» Exercise: Take each line that has the word "लगभग" and return it.

» Listing:

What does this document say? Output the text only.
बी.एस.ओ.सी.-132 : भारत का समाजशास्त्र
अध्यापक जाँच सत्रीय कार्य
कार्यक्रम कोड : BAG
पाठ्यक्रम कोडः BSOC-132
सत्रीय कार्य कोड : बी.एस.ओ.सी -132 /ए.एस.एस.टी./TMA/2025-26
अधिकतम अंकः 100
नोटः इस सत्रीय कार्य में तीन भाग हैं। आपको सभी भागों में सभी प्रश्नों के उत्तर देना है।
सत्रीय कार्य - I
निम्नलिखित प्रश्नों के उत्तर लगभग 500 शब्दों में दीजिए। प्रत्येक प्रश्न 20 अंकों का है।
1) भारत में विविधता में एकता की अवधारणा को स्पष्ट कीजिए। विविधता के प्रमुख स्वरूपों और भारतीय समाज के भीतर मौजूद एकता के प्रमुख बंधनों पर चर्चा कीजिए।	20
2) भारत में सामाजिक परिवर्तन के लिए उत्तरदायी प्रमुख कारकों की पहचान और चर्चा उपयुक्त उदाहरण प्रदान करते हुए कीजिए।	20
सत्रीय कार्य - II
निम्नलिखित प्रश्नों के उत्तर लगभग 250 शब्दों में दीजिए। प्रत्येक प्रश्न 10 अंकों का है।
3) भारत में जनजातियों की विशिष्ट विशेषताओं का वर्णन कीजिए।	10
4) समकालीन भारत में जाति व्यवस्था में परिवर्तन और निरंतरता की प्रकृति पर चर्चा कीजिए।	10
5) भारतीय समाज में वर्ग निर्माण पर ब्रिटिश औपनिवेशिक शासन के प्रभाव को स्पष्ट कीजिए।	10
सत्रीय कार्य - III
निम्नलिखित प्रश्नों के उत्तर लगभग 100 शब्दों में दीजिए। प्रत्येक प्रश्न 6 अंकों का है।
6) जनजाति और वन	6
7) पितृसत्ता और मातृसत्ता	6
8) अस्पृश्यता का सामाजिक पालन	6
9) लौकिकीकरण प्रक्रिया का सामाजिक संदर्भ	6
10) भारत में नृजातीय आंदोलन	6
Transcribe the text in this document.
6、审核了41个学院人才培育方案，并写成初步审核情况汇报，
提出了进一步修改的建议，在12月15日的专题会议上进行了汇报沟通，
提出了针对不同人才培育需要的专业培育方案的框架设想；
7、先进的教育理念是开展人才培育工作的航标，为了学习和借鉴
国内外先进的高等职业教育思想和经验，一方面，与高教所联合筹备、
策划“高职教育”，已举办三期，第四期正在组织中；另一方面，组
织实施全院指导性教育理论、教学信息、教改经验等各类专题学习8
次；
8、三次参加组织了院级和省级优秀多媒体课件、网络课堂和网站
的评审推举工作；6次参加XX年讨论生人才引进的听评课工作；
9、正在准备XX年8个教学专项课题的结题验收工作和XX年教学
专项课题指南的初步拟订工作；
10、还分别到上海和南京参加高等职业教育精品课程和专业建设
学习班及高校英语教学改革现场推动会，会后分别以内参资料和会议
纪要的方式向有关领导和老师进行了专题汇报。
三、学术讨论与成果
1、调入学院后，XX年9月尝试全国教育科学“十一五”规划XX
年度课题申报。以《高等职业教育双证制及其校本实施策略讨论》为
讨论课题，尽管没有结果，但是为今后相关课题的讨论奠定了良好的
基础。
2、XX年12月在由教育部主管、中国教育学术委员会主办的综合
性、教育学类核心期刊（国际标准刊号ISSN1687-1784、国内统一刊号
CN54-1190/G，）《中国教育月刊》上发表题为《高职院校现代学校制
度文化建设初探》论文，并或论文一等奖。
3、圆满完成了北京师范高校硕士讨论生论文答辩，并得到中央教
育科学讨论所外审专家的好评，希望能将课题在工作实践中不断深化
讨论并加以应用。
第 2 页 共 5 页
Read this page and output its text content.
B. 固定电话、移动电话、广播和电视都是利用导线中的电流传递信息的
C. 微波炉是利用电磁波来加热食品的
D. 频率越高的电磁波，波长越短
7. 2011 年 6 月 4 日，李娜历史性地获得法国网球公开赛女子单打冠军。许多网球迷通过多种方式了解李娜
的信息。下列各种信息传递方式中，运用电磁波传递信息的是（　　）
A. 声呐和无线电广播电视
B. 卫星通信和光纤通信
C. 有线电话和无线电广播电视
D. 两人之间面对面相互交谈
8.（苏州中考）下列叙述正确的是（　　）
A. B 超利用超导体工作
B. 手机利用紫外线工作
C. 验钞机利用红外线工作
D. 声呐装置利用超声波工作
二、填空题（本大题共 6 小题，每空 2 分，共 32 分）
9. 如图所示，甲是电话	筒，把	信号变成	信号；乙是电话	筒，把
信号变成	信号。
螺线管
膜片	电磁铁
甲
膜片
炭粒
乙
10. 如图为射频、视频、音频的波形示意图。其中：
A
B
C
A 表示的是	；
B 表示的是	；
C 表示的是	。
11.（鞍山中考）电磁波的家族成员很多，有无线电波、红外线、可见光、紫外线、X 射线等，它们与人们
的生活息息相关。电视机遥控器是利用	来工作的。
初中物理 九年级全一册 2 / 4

» Correct output:
निम्नलिखित प्रश्नों के उत्तर लगभग 500 शब्दों में दीजिए। प्रत्येक प्रश्न 20 अंकों का है।
निम्नलिखित प्रश्नों के उत्तर लगभग 250 शब्दों में दीजिए। प्रत्येक प्रश्न 10 अंकों का है।
निम्नलिखित प्रश्नों के उत्तर लगभग 100 शब्दों में दीजिए। प्रत्येक प्रश्न 6 अंकों का है।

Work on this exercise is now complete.